■ Objective:
Repeat the material exactly as it appears.

**** Extracted information ****

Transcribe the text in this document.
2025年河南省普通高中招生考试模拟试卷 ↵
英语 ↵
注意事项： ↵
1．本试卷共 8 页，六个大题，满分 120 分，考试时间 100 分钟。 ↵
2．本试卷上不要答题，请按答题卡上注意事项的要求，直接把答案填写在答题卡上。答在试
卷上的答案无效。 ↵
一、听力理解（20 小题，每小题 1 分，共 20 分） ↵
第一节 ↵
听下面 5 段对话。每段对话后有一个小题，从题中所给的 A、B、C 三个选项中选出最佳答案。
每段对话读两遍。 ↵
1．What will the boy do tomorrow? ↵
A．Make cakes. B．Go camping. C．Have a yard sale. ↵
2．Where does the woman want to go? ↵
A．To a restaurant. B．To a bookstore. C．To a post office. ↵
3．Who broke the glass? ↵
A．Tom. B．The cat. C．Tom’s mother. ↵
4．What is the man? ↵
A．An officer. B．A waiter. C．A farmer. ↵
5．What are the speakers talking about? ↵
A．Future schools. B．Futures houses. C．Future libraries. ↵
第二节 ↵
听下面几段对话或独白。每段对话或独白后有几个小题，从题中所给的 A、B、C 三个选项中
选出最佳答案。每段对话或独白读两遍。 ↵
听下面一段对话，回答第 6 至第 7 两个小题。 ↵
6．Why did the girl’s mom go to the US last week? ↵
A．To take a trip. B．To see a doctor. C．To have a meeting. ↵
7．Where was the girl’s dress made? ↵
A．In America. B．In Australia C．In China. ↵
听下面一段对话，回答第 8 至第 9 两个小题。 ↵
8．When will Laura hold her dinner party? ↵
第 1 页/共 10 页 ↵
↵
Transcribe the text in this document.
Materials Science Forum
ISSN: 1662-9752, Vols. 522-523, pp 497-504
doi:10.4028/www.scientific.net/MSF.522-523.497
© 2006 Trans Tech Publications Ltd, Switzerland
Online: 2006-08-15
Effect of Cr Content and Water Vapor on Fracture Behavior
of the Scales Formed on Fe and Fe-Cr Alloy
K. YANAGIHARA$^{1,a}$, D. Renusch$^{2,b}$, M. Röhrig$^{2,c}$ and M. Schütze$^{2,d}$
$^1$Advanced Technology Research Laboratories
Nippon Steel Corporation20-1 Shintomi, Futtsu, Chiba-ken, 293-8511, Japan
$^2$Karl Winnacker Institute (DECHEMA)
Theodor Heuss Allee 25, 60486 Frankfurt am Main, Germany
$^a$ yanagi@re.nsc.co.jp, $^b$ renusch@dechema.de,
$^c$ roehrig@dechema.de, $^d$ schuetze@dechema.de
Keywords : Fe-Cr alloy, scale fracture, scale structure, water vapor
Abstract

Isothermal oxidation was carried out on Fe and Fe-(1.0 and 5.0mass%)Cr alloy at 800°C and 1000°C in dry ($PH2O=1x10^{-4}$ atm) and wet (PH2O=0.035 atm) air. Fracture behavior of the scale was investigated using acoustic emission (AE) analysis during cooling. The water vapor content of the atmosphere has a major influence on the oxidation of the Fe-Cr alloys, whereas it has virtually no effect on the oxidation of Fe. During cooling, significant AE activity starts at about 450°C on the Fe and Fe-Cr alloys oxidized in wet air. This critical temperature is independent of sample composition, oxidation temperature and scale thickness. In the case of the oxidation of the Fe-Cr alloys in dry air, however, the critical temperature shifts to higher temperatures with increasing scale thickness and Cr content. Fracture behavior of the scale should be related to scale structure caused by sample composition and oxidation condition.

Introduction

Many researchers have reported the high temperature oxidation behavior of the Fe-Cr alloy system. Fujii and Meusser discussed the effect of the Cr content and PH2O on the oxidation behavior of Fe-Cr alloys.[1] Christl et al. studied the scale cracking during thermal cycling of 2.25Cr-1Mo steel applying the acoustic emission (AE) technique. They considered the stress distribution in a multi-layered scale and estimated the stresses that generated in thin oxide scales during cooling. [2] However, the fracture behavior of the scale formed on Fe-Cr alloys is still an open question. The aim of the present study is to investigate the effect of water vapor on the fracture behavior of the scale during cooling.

****

■ Expected answer:
Transcribe the text in this document.
2025年河南省普通高中招生考试模拟试卷 ↵
英语 ↵
注意事项： ↵
1．本试卷共 8 页，六个大题，满分 120 分，考试时间 100 分钟。 ↵
2．本试卷上不要答题，请按答题卡上注意事项的要求，直接把答案填写在答题卡上。答在试
卷上的答案无效。 ↵
一、听力理解（20 小题，每小题 1 分，共 20 分） ↵
第一节 ↵
听下面 5 段对话。每段对话后有一个小题，从题中所给的 A、B、C 三个选项中选出最佳答案。
每段对话读两遍。 ↵
1．What will the boy do tomorrow? ↵
A．Make cakes. B．Go camping. C．Have a yard sale. ↵
2．Where does the woman want to go? ↵
A．To a restaurant. B．To a bookstore. C．To a post office. ↵
3．Who broke the glass? ↵
A．Tom. B．The cat. C．Tom’s mother. ↵
4．What is the man? ↵
A．An officer. B．A waiter. C．A farmer. ↵
5．What are the speakers talking about? ↵
A．Future schools. B．Futures houses. C．Future libraries. ↵
第二节 ↵
听下面几段对话或独白。每段对话或独白后有几个小题，从题中所给的 A、B、C 三个选项中
选出最佳答案。每段对话或独白读两遍。 ↵
听下面一段对话，回答第 6 至第 7 两个小题。 ↵
6．Why did the girl’s mom go to the US last week? ↵
A．To take a trip. B．To see a doctor. C．To have a meeting. ↵
7．Where was the girl’s dress made? ↵
A．In America. B．In Australia C．In China. ↵
听下面一段对话，回答第 8 至第 9 两个小题。 ↵
8．When will Laura hold her dinner party? ↵
第 1 页/共 10 页 ↵
↵
Transcribe the text in this document.
Materials Science Forum
ISSN: 1662-9752, Vols. 522-523, pp 497-504
doi:10.4028/www.scientific.net/MSF.522-523.497
© 2006 Trans Tech Publications Ltd, Switzerland
Online: 2006-08-15
Effect of Cr Content and Water Vapor on Fracture Behavior
of the Scales Formed on Fe and Fe-Cr Alloy
K. YANAGIHARA$^{1,a}$, D. Renusch$^{2,b}$, M. Röhrig$^{2,c}$ and M. Schütze$^{2,d}$
$^1$Advanced Technology Research Laboratories
Nippon Steel Corporation20-1 Shintomi, Futtsu, Chiba-ken, 293-8511, Japan
$^2$Karl Winnacker Institute (DECHEMA)
Theodor Heuss Allee 25, 60486 Frankfurt am Main, Germany
$^a$ yanagi@re.nsc.co.jp, $^b$ renusch@dechema.de,
$^c$ roehrig@dechema.de, $^d$ schuetze@dechema.de
Keywords : Fe-Cr alloy, scale fracture, scale structure, water vapor
Abstract

Isothermal oxidation was carried out on Fe and Fe-(1.0 and 5.0mass%)Cr alloy at 800°C and 1000°C in dry ($PH2O=1x10^{-4}$ atm) and wet (PH2O=0.035 atm) air. Fracture behavior of the scale was investigated using acoustic emission (AE) analysis during cooling. The water vapor content of the atmosphere has a major influence on the oxidation of the Fe-Cr alloys, whereas it has virtually no effect on the oxidation of Fe. During cooling, significant AE activity starts at about 450°C on the Fe and Fe-Cr alloys oxidized in wet air. This critical temperature is independent of sample composition, oxidation temperature and scale thickness. In the case of the oxidation of the Fe-Cr alloys in dry air, however, the critical temperature shifts to higher temperatures with increasing scale thickness and Cr content. Fracture behavior of the scale should be related to scale structure caused by sample composition and oxidation condition.

Introduction

Many researchers have reported the high temperature oxidation behavior of the Fe-Cr alloy system. Fujii and Meusser discussed the effect of the Cr content and PH2O on the oxidation behavior of Fe-Cr alloys.[1] Christl et al. studied the scale cracking during thermal cycling of 2.25Cr-1Mo steel applying the acoustic emission (AE) technique. They considered the stress distribution in a multi-layered scale and estimated the stresses that generated in thin oxide scales during cooling. [2] However, the fracture behavior of the scale formed on Fe-Cr alloys is still an open question. The aim of the present study is to investigate the effect of water vapor on the fracture behavior of the scale during cooling.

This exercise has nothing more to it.